=== SET TASK ===
Gather each line containing the string "了解较多" from these entries.

Items listed in a dataset
----------
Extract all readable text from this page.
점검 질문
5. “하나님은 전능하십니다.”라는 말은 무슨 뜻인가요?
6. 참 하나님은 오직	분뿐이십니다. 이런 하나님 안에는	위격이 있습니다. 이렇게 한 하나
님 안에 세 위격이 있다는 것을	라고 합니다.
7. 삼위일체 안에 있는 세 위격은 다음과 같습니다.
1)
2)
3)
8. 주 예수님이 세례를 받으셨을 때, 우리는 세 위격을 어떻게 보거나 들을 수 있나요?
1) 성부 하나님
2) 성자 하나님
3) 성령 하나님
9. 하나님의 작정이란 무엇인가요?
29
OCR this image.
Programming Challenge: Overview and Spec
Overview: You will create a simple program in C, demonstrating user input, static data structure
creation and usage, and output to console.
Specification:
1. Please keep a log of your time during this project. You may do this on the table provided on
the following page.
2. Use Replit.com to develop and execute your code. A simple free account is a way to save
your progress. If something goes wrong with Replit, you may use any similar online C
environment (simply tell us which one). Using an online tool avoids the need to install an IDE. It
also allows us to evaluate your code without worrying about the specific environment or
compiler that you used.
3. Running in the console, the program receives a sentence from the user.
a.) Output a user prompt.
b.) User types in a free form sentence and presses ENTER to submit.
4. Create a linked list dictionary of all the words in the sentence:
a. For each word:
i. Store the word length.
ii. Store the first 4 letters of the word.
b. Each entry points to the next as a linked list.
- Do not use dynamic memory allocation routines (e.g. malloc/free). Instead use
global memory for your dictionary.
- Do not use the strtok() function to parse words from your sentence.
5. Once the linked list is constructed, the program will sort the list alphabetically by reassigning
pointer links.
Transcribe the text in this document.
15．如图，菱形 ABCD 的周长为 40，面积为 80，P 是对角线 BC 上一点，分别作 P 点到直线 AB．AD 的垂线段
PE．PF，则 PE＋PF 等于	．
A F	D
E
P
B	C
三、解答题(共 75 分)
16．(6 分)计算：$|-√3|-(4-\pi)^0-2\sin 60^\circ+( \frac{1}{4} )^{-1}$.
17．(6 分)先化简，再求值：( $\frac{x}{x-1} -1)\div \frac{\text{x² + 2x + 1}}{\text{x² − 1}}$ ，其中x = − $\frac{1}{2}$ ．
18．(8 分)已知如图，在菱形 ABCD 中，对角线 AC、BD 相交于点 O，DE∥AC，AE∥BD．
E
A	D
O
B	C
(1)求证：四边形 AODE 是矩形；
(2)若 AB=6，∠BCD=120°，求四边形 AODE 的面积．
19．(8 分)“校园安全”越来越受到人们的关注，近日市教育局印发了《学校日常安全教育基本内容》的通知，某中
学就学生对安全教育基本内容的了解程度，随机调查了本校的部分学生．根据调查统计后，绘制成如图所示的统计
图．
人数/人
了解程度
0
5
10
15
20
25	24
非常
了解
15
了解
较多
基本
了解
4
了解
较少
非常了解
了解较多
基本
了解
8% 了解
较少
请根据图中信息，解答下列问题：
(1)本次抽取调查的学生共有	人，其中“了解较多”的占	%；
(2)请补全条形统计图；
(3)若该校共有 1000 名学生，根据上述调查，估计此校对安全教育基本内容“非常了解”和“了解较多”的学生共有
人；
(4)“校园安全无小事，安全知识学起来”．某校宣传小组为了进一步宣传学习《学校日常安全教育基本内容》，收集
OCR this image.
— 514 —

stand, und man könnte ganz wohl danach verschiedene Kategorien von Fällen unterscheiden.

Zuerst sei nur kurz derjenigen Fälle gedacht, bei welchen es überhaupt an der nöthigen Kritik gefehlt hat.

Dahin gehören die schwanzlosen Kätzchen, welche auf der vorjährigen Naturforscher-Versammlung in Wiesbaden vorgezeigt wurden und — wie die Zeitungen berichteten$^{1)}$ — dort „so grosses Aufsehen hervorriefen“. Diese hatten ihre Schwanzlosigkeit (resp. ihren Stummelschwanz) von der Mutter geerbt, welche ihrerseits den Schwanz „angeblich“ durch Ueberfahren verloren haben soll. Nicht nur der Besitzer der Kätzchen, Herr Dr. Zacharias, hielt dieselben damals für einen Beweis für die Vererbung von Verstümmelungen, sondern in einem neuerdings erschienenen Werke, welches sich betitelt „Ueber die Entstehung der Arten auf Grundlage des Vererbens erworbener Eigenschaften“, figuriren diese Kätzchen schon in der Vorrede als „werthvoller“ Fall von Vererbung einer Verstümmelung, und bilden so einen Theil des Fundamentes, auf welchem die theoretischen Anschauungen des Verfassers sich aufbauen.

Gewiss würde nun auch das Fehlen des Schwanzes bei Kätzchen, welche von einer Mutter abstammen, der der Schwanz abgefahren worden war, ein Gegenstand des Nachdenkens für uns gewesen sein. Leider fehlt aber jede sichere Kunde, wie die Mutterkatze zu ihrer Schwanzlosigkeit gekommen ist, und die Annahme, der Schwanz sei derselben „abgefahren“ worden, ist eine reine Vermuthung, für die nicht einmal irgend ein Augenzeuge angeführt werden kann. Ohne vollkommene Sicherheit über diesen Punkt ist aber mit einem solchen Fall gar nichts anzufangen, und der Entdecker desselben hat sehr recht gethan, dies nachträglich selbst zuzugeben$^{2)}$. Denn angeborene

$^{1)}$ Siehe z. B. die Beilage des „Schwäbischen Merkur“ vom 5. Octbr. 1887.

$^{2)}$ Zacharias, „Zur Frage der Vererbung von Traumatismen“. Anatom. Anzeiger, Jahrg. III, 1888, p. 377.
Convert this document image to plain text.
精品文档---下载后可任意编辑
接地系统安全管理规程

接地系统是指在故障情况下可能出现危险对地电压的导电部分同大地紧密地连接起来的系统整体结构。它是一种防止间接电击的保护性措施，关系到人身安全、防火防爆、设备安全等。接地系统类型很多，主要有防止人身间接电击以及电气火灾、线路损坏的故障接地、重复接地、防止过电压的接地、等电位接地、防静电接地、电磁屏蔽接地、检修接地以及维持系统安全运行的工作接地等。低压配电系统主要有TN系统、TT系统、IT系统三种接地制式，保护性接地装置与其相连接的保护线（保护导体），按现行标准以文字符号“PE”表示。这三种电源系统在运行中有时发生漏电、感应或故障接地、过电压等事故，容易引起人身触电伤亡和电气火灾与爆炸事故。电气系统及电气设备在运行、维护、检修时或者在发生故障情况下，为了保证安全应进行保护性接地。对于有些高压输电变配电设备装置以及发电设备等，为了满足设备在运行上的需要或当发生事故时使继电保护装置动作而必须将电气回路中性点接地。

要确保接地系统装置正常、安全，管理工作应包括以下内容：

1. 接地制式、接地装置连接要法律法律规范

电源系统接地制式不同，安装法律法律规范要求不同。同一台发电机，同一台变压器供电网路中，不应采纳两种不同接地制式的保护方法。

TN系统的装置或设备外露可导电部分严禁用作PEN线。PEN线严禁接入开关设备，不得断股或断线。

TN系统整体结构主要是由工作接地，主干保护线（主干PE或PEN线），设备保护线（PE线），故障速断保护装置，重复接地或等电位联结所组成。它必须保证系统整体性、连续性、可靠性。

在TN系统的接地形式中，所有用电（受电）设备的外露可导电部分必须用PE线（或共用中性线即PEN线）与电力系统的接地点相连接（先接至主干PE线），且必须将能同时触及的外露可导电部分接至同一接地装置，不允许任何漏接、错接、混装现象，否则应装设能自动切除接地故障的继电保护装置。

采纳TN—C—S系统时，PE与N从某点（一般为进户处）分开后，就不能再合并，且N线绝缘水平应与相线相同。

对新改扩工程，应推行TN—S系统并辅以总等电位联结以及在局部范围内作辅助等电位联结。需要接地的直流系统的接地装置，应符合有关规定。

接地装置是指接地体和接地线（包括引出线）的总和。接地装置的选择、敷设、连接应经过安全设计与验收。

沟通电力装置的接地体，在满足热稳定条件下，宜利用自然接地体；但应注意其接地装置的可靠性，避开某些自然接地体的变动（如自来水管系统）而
----------
=== OUTPUT OF THE TASK ===
了解较多
(1)本次抽取调查的学生共有	人，其中“了解较多”的占	%；
(3)若该校共有 1000 名学生，根据上述调查，估计此校对安全教育基本内容“非常了解”和“了解较多”的学生共有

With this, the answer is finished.